- _EXERCISE BRIEF_: From the listing below, extract each line containing the string "color".

Stored items:
══════

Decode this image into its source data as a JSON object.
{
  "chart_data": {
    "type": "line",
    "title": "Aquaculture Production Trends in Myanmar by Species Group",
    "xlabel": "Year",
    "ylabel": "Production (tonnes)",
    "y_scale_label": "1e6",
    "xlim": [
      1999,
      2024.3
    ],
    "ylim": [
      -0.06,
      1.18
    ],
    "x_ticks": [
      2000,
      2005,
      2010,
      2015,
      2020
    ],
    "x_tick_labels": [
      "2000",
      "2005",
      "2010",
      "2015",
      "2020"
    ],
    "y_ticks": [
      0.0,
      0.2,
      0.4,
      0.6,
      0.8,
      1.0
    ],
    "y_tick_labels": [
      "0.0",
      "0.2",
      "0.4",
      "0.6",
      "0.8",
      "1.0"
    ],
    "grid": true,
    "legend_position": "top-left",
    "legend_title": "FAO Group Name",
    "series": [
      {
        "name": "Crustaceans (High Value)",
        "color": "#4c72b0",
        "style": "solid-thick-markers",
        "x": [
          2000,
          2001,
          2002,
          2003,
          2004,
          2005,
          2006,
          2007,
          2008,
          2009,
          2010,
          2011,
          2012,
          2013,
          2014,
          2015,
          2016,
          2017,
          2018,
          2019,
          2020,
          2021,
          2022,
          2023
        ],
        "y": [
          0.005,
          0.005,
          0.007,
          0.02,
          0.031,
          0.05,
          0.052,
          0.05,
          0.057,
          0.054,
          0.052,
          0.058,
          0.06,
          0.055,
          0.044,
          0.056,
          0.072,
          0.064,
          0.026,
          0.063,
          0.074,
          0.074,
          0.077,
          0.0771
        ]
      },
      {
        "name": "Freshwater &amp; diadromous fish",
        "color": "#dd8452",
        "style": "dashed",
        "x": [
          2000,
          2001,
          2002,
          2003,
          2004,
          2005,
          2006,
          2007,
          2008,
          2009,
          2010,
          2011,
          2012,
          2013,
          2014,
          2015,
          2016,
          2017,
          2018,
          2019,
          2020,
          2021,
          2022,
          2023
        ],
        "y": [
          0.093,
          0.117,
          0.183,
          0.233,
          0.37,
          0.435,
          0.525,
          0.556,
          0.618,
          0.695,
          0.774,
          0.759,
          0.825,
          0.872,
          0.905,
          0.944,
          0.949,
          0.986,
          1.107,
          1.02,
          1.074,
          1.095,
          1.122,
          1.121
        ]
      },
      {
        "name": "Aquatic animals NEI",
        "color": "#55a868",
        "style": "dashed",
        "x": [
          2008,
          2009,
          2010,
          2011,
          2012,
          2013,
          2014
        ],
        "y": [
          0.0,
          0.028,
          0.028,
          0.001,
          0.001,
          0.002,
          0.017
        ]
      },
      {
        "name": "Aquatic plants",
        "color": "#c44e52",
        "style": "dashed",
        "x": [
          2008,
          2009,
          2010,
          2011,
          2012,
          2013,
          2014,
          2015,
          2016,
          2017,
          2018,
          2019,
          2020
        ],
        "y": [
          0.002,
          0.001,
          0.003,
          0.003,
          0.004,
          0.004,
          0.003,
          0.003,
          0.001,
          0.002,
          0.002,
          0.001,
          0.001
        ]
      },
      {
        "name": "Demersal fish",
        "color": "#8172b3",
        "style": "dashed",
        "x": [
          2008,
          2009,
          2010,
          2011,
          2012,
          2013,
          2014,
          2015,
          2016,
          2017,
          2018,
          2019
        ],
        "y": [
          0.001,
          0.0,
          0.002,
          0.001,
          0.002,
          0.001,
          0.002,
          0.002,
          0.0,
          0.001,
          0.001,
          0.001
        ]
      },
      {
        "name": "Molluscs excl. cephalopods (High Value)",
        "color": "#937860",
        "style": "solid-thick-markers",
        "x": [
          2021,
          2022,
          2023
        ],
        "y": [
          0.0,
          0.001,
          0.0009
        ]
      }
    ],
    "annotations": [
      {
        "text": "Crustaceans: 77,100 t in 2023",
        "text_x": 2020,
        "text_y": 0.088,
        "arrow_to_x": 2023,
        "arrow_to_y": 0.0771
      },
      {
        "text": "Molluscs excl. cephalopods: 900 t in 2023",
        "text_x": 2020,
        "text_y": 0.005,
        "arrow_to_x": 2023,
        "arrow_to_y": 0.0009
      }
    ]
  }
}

══════

- _FULL OUTPUT_:
        "color": "#4c72b0",
        "color": "#dd8452",
        "color": "#55a868",
        "color": "#c44e52",
        "color": "#8172b3",
        "color": "#937860",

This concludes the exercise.